**Task directions**
Would you quote every entry exactly, dropping only the pictures?

━━━ Entries

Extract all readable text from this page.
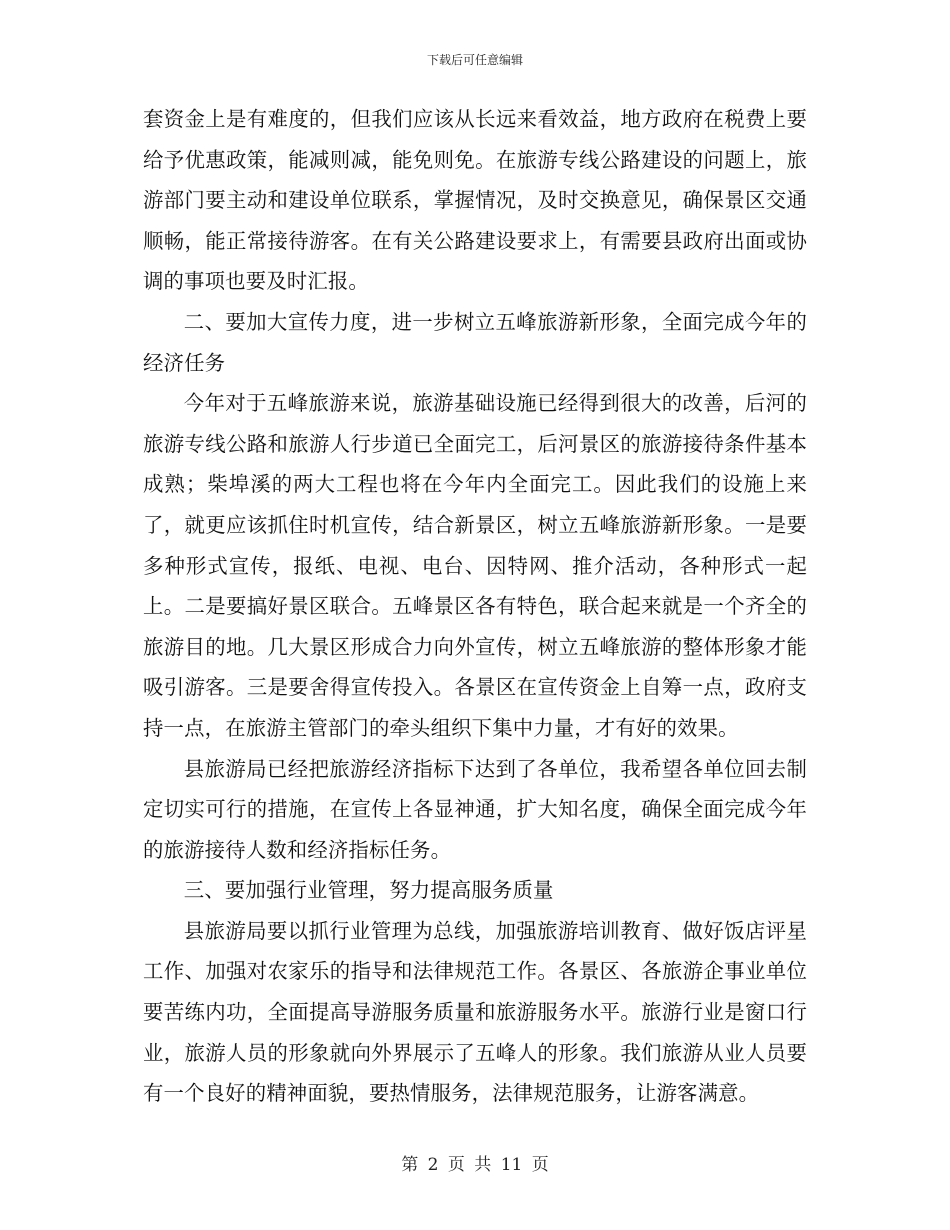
下载后可任意编辑

套资金上是有难度的，但我们应该从长远来看效益，地方政府在税费上要给予优惠政策，能减则减，能免则免。在旅游专线公路建设的问题上，旅游部门要主动和建设单位联系，掌握情况，及时交换意见，确保景区交通顺畅，能正常接待游客。在有关公路建设要求上，有需要县政府出面或协调的事项也要及时汇报。

二、要加大宣传力度，进一步树立五峰旅游新形象，全面完成今年的经济任务

今年对于五峰旅游来说，旅游基础设施已经得到很大的改善，后河的旅游专线公路和旅游人行步道已全面完工，后河景区的旅游接待条件基本成熟；柴埠溪的两大工程也将在今年内全面完工。因此我们的设施上来了，就更应该抓住时机宣传，结合新景区，树立五峰旅游新形象。一是要多种形式宣传，报纸、电视、电台、因特网、推介活动，各种形式一起上。二是要搞好景区联合。五峰景区各有特色，联合起来就是一个齐全的旅游目的地。几大景区形成合力向外宣传，树立五峰旅游的整体形象才能吸引游客。三是要舍得宣传投入。各景区在宣传资金上自筹一点，政府支持一点，在旅游主管部门的牵头组织下集中力量，才有好的效果。

县旅游局已经把旅游经济指标下达到了各单位，我希望各单位回去制定切实可行的措施，在宣传上各显神通，扩大知名度，确保全面完成今年的旅游接待人数和经济指标任务。

三、要加强行业管理，努力提高服务质量

县旅游局要以抓行业管理为总线，加强旅游培训教育、做好饭店评星工作、加强对农家乐的指导和法律规范工作。各景区、各旅游企事业单位要苦练内功，全面提高导游服务质量和旅游服务水平。旅游行业是窗口行业，旅游人员的形象就向外界展示了五峰人的形象。我们旅游从业人员要有一个良好的精神面貌，要热情服务，法律规范服务，让游客满意。

第 2 页 共 11 页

━━━━━━

**Answer for this exercise**
Extract all readable text from this page.
下载后可任意编辑

套资金上是有难度的，但我们应该从长远来看效益，地方政府在税费上要给予优惠政策，能减则减，能免则免。在旅游专线公路建设的问题上，旅游部门要主动和建设单位联系，掌握情况，及时交换意见，确保景区交通顺畅，能正常接待游客。在有关公路建设要求上，有需要县政府出面或协调的事项也要及时汇报。

二、要加大宣传力度，进一步树立五峰旅游新形象，全面完成今年的经济任务

今年对于五峰旅游来说，旅游基础设施已经得到很大的改善，后河的旅游专线公路和旅游人行步道已全面完工，后河景区的旅游接待条件基本成熟；柴埠溪的两大工程也将在今年内全面完工。因此我们的设施上来了，就更应该抓住时机宣传，结合新景区，树立五峰旅游新形象。一是要多种形式宣传，报纸、电视、电台、因特网、推介活动，各种形式一起上。二是要搞好景区联合。五峰景区各有特色，联合起来就是一个齐全的旅游目的地。几大景区形成合力向外宣传，树立五峰旅游的整体形象才能吸引游客。三是要舍得宣传投入。各景区在宣传资金上自筹一点，政府支持一点，在旅游主管部门的牵头组织下集中力量，才有好的效果。

县旅游局已经把旅游经济指标下达到了各单位，我希望各单位回去制定切实可行的措施，在宣传上各显神通，扩大知名度，确保全面完成今年的旅游接待人数和经济指标任务。

三、要加强行业管理，努力提高服务质量

县旅游局要以抓行业管理为总线，加强旅游培训教育、做好饭店评星工作、加强对农家乐的指导和法律规范工作。各景区、各旅游企事业单位要苦练内功，全面提高导游服务质量和旅游服务水平。旅游行业是窗口行业，旅游人员的形象就向外界展示了五峰人的形象。我们旅游从业人员要有一个良好的精神面貌，要热情服务，法律规范服务，让游客满意。

第 2 页 共 11 页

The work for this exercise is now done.